» **Work to do**
Give a verbatim repeat of the lines that run from the line containing "Give me a plain-text" to the end of the data below.

» **Raw data**
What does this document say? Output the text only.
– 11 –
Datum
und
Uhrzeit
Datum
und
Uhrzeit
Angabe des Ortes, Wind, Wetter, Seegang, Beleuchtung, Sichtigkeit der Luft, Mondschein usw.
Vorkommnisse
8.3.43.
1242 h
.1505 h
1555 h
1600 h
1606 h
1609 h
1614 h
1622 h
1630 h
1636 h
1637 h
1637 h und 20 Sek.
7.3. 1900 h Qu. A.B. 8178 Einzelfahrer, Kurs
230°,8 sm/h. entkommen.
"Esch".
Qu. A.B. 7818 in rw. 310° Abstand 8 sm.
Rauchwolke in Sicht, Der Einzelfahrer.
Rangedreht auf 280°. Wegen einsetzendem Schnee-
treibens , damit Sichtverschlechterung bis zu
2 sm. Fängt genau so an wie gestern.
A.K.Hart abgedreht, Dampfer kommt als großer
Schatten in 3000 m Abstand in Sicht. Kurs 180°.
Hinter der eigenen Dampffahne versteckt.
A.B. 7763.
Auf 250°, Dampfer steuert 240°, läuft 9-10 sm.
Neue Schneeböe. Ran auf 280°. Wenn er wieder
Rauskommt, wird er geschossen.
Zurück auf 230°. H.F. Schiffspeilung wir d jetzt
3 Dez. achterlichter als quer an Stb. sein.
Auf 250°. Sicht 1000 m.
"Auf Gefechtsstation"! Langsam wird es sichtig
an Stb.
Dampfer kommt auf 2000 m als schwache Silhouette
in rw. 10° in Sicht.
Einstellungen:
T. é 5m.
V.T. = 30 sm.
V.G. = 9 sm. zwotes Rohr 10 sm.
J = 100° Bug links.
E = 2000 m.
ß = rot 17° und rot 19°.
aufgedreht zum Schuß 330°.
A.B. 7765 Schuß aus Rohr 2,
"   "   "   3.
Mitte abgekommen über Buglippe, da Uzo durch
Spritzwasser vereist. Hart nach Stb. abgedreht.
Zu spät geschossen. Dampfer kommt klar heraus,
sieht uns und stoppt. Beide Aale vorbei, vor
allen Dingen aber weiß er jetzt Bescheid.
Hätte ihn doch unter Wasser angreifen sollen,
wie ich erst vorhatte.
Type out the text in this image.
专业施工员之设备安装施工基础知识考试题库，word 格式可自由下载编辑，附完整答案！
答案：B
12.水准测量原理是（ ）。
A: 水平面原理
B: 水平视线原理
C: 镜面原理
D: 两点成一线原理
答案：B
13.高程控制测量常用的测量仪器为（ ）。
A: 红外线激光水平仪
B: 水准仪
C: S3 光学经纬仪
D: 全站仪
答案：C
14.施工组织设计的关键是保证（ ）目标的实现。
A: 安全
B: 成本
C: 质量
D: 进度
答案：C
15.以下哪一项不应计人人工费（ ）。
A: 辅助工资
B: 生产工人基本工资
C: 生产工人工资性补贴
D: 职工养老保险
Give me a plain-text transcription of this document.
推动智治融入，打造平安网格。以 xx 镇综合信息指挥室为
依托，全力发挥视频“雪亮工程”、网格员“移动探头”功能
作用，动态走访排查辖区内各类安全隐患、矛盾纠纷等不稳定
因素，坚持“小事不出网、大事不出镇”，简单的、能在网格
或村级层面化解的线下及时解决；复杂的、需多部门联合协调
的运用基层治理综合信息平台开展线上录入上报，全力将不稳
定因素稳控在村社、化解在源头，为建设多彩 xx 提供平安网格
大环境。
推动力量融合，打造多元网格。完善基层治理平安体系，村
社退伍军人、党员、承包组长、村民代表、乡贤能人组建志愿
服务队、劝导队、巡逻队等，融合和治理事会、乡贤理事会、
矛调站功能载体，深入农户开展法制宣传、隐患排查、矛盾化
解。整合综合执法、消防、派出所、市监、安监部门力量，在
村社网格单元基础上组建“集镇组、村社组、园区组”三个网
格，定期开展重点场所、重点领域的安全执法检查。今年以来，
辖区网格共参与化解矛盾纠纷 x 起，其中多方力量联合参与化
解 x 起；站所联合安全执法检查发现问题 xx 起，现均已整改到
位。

» **Solution to this problem**
Give me a plain-text transcription of this document.
推动智治融入，打造平安网格。以 xx 镇综合信息指挥室为
依托，全力发挥视频“雪亮工程”、网格员“移动探头”功能
作用，动态走访排查辖区内各类安全隐患、矛盾纠纷等不稳定
因素，坚持“小事不出网、大事不出镇”，简单的、能在网格
或村级层面化解的线下及时解决；复杂的、需多部门联合协调
的运用基层治理综合信息平台开展线上录入上报，全力将不稳
定因素稳控在村社、化解在源头，为建设多彩 xx 提供平安网格
大环境。
推动力量融合，打造多元网格。完善基层治理平安体系，村
社退伍军人、党员、承包组长、村民代表、乡贤能人组建志愿
服务队、劝导队、巡逻队等，融合和治理事会、乡贤理事会、
矛调站功能载体，深入农户开展法制宣传、隐患排查、矛盾化
解。整合综合执法、消防、派出所、市监、安监部门力量，在
村社网格单元基础上组建“集镇组、村社组、园区组”三个网
格，定期开展重点场所、重点领域的安全执法检查。今年以来，
辖区网格共参与化解矛盾纠纷 x 起，其中多方力量联合参与化
解 x 起；站所联合安全执法检查发现问题 xx 起，现均已整改到
位。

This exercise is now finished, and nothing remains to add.